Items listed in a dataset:
-- Start --

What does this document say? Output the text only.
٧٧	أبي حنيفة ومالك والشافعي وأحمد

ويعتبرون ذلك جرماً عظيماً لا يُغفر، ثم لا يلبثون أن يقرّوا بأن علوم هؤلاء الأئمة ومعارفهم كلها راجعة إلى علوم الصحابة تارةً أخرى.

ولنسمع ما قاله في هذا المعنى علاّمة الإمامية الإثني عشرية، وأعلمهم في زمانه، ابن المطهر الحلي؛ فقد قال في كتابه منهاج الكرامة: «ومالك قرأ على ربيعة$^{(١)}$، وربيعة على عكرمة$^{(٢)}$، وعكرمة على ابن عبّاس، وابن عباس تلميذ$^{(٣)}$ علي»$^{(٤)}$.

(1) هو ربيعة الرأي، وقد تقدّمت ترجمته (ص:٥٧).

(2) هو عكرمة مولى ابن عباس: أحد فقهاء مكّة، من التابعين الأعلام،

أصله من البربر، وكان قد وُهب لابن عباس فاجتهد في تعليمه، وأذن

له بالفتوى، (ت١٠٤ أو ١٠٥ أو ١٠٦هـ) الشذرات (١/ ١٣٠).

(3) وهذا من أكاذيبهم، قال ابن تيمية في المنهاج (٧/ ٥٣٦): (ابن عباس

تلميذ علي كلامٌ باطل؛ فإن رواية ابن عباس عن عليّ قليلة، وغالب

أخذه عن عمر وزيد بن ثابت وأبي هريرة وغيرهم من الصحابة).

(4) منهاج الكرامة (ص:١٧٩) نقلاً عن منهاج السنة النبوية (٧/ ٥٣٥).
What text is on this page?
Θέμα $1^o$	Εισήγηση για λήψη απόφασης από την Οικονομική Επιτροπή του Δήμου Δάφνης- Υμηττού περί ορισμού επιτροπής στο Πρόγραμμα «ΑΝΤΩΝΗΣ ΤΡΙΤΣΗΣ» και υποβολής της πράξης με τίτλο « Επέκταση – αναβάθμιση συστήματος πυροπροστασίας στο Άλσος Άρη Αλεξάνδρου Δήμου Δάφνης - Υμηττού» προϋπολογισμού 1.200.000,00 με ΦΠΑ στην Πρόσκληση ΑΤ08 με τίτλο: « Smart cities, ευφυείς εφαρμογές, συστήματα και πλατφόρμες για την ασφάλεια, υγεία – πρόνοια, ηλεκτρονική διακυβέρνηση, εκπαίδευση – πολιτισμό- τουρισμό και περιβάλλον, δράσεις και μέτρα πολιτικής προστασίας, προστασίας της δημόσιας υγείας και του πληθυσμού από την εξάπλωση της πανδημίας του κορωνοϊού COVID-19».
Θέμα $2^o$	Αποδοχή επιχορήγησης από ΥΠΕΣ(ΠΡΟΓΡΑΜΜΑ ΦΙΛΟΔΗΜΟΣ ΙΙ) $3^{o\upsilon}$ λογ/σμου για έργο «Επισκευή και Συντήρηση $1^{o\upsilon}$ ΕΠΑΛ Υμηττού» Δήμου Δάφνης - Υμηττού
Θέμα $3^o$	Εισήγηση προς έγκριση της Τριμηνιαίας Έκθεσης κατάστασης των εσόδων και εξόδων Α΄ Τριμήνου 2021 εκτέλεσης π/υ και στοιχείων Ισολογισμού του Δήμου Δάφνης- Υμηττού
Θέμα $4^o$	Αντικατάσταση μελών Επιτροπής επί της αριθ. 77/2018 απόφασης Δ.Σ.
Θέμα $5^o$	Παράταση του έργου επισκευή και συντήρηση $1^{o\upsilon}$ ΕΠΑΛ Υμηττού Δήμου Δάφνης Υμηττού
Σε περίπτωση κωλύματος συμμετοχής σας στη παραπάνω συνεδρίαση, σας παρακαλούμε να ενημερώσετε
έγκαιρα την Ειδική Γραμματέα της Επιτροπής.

-- End --

• **What is needed**:
Repeat only the stretch of lines that begins at the line containing "What text is on this page?" and ends at the last line above, both included.

• **Output for this task**:
What text is on this page?
Θέμα $1^o$	Εισήγηση για λήψη απόφασης από την Οικονομική Επιτροπή του Δήμου Δάφνης- Υμηττού περί ορισμού επιτροπής στο Πρόγραμμα «ΑΝΤΩΝΗΣ ΤΡΙΤΣΗΣ» και υποβολής της πράξης με τίτλο « Επέκταση – αναβάθμιση συστήματος πυροπροστασίας στο Άλσος Άρη Αλεξάνδρου Δήμου Δάφνης - Υμηττού» προϋπολογισμού 1.200.000,00 με ΦΠΑ στην Πρόσκληση ΑΤ08 με τίτλο: « Smart cities, ευφυείς εφαρμογές, συστήματα και πλατφόρμες για την ασφάλεια, υγεία – πρόνοια, ηλεκτρονική διακυβέρνηση, εκπαίδευση – πολιτισμό- τουρισμό και περιβάλλον, δράσεις και μέτρα πολιτικής προστασίας, προστασίας της δημόσιας υγείας και του πληθυσμού από την εξάπλωση της πανδημίας του κορωνοϊού COVID-19».
Θέμα $2^o$	Αποδοχή επιχορήγησης από ΥΠΕΣ(ΠΡΟΓΡΑΜΜΑ ΦΙΛΟΔΗΜΟΣ ΙΙ) $3^{o\upsilon}$ λογ/σμου για έργο «Επισκευή και Συντήρηση $1^{o\upsilon}$ ΕΠΑΛ Υμηττού» Δήμου Δάφνης - Υμηττού
Θέμα $3^o$	Εισήγηση προς έγκριση της Τριμηνιαίας Έκθεσης κατάστασης των εσόδων και εξόδων Α΄ Τριμήνου 2021 εκτέλεσης π/υ και στοιχείων Ισολογισμού του Δήμου Δάφνης- Υμηττού
Θέμα $4^o$	Αντικατάσταση μελών Επιτροπής επί της αριθ. 77/2018 απόφασης Δ.Σ.
Θέμα $5^o$	Παράταση του έργου επισκευή και συντήρηση $1^{o\upsilon}$ ΕΠΑΛ Υμηττού Δήμου Δάφνης Υμηττού
Σε περίπτωση κωλύματος συμμετοχής σας στη παραπάνω συνεδρίαση, σας παρακαλούμε να ενημερώσετε
έγκαιρα την Ειδική Γραμματέα της Επιτροπής.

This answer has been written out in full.